**Entries provided:**
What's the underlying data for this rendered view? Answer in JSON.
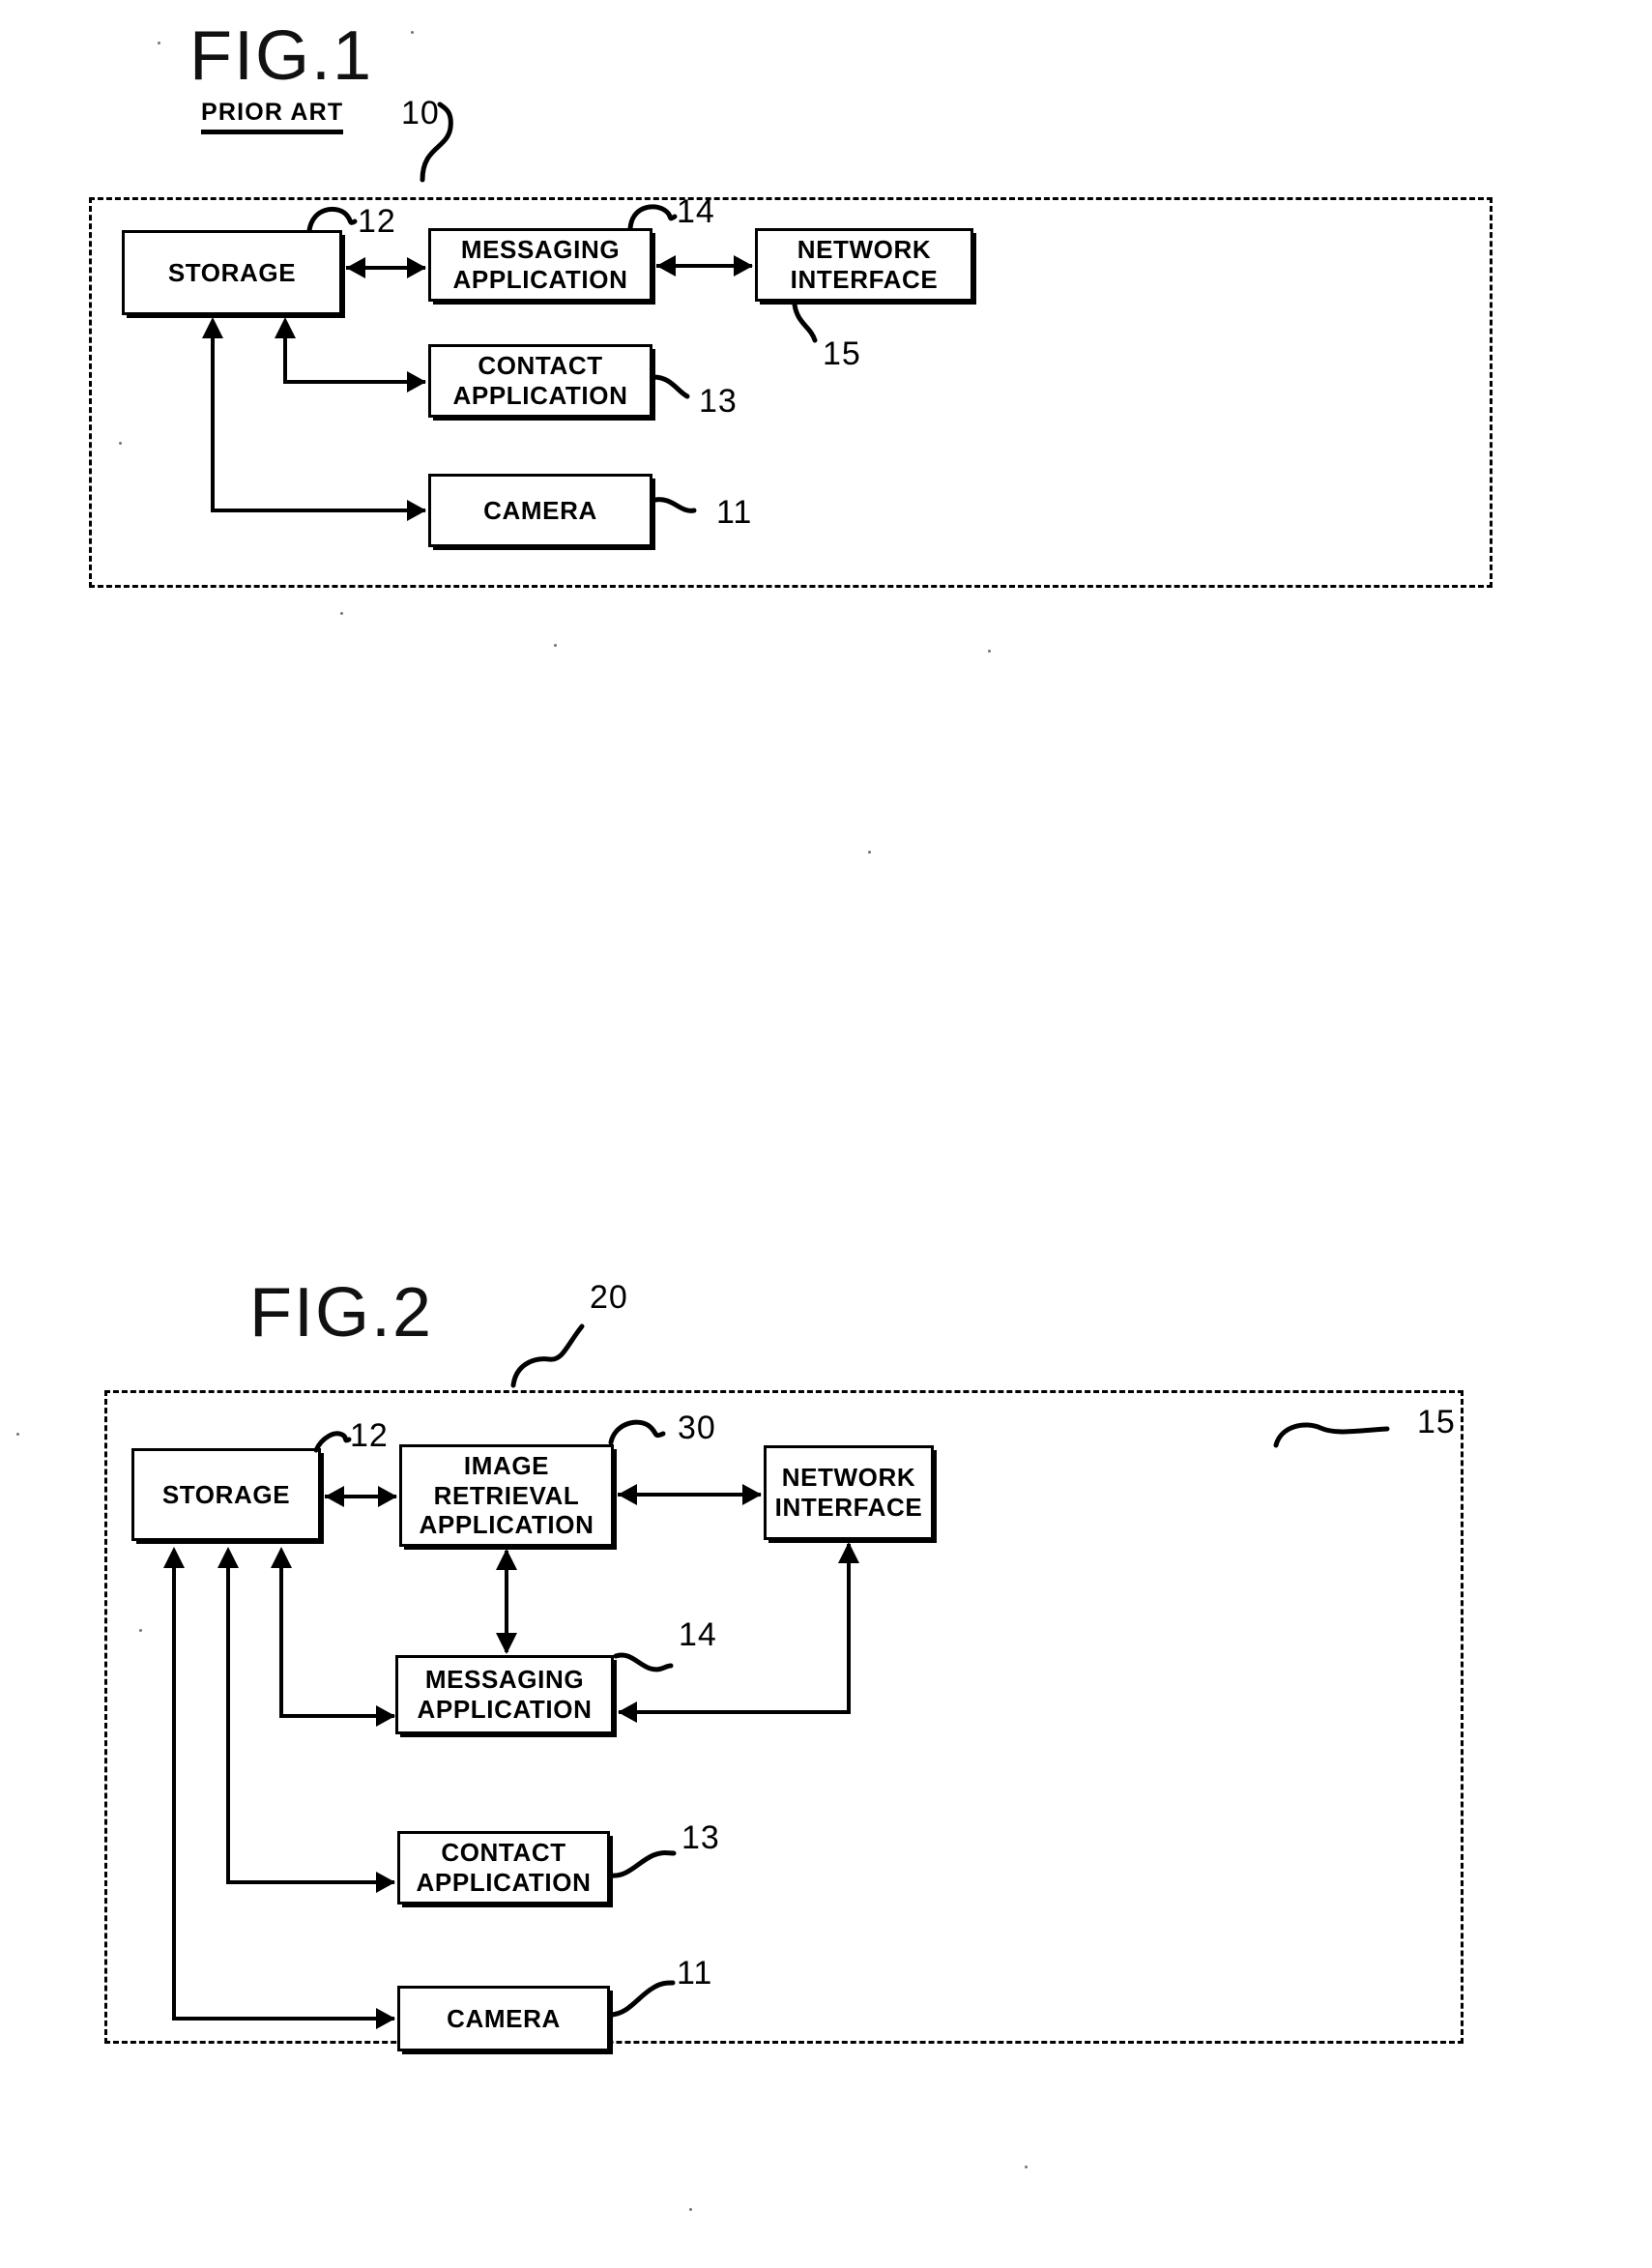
{
  "document": {
    "kind": "patent-figure-sheet",
    "figures": [
      {
        "id": "fig1",
        "title": "FIG.1",
        "subtitle": "PRIOR ART",
        "system_ref": "10",
        "blocks": [
          {
            "key": "storage",
            "label": "STORAGE",
            "ref": "12"
          },
          {
            "key": "messaging",
            "label": "MESSAGING\nAPPLICATION",
            "ref": "14"
          },
          {
            "key": "network",
            "label": "NETWORK\nINTERFACE",
            "ref": "15"
          },
          {
            "key": "contact",
            "label": "CONTACT\nAPPLICATION",
            "ref": "13"
          },
          {
            "key": "camera",
            "label": "CAMERA",
            "ref": "11"
          }
        ],
        "connections": [
          {
            "from": "storage",
            "to": "messaging",
            "type": "bidirectional"
          },
          {
            "from": "messaging",
            "to": "network",
            "type": "bidirectional"
          },
          {
            "from": "contact",
            "to": "storage",
            "type": "unidirectional"
          },
          {
            "from": "camera",
            "to": "storage",
            "type": "unidirectional"
          }
        ]
      },
      {
        "id": "fig2",
        "title": "FIG.2",
        "subtitle": "",
        "system_ref": "20",
        "blocks": [
          {
            "key": "storage",
            "label": "STORAGE",
            "ref": "12"
          },
          {
            "key": "retrieval",
            "label": "IMAGE\nRETRIEVAL\nAPPLICATION",
            "ref": "30"
          },
          {
            "key": "network",
            "label": "NETWORK\nINTERFACE",
            "ref": "15"
          },
          {
            "key": "messaging",
            "label": "MESSAGING\nAPPLICATION",
            "ref": "14"
          },
          {
            "key": "contact",
            "label": "CONTACT\nAPPLICATION",
            "ref": "13"
          },
          {
            "key": "camera",
            "label": "CAMERA",
            "ref": "11"
          }
        ],
        "connections": [
          {
            "from": "storage",
            "to": "retrieval",
            "type": "bidirectional"
          },
          {
            "from": "retrieval",
            "to": "network",
            "type": "bidirectional"
          },
          {
            "from": "retrieval",
            "to": "messaging",
            "type": "bidirectional"
          },
          {
            "from": "network",
            "to": "messaging",
            "type": "unidirectional"
          },
          {
            "from": "messaging",
            "to": "storage",
            "type": "unidirectional"
          },
          {
            "from": "contact",
            "to": "storage",
            "type": "unidirectional"
          },
          {
            "from": "camera",
            "to": "storage",
            "type": "unidirectional"
          }
        ]
      }
    ]
  },
  "fig1": {
    "title": "FIG.1",
    "prior_art": "PRIOR ART",
    "ref_system": "10",
    "storage_label": "STORAGE",
    "storage_ref": "12",
    "messaging_line1": "MESSAGING",
    "messaging_line2": "APPLICATION",
    "messaging_ref": "14",
    "network_line1": "NETWORK",
    "network_line2": "INTERFACE",
    "network_ref": "15",
    "contact_line1": "CONTACT",
    "contact_line2": "APPLICATION",
    "contact_ref": "13",
    "camera_label": "CAMERA",
    "camera_ref": "11"
  },
  "fig2": {
    "title": "FIG.2",
    "ref_system": "20",
    "storage_label": "STORAGE",
    "storage_ref": "12",
    "retrieval_line1": "IMAGE",
    "retrieval_line2": "RETRIEVAL",
    "retrieval_line3": "APPLICATION",
    "retrieval_ref": "30",
    "network_line1": "NETWORK",
    "network_line2": "INTERFACE",
    "network_ref": "15",
    "messaging_line1": "MESSAGING",
    "messaging_line2": "APPLICATION",
    "messaging_ref": "14",
    "contact_line1": "CONTACT",
    "contact_line2": "APPLICATION",
    "contact_ref": "13",
    "camera_label": "CAMERA",
    "camera_ref": "11"
  },
  "colors": {
    "ink": "#000000",
    "paper": "#ffffff"
  }
}
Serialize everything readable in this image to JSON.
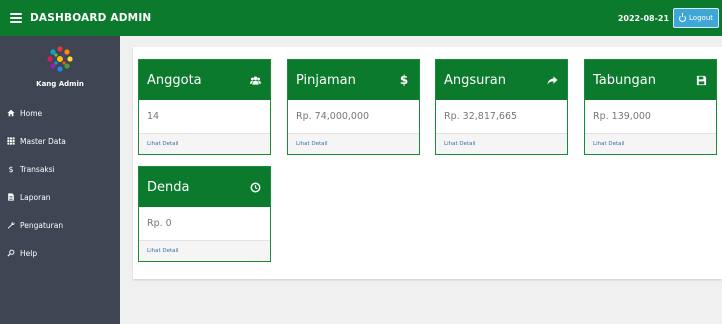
{
  "header": {
    "title": "DASHBOARD ADMIN",
    "date": "2022-08-21",
    "logout_label": "Logout"
  },
  "sidebar": {
    "user_name": "Kang Admin",
    "items": [
      {
        "label": "Home",
        "icon": "home-icon"
      },
      {
        "label": "Master Data",
        "icon": "grid-icon"
      },
      {
        "label": "Transaksi",
        "icon": "dollar-icon"
      },
      {
        "label": "Laporan",
        "icon": "file-icon"
      },
      {
        "label": "Pengaturan",
        "icon": "wrench-icon"
      },
      {
        "label": "Help",
        "icon": "search-icon"
      }
    ]
  },
  "cards": [
    {
      "title": "Anggota",
      "value": "14",
      "link": "Lihat Detail",
      "icon": "users-icon"
    },
    {
      "title": "Pinjaman",
      "value": "Rp. 74,000,000",
      "link": "Lihat Detail",
      "icon": "dollar-icon"
    },
    {
      "title": "Angsuran",
      "value": "Rp. 32,817,665",
      "link": "Lihat Detail",
      "icon": "share-arrow-icon"
    },
    {
      "title": "Tabungan",
      "value": "Rp. 139,000",
      "link": "Lihat Detail",
      "icon": "save-icon"
    },
    {
      "title": "Denda",
      "value": "Rp. 0",
      "link": "Lihat Detail",
      "icon": "clock-icon"
    }
  ],
  "colors": {
    "primary_green": "#0b7a2c",
    "sidebar_bg": "#3f4552",
    "logout_blue": "#3fa7d6"
  }
}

**The request:**
Filter the records, keeping only lines that contain "value", and show those lines.

**Problem solution:**
      "value": "14",
      "value": "Rp. 74,000,000",
      "value": "Rp. 32,817,665",
      "value": "Rp. 139,000",
      "value": "Rp. 0",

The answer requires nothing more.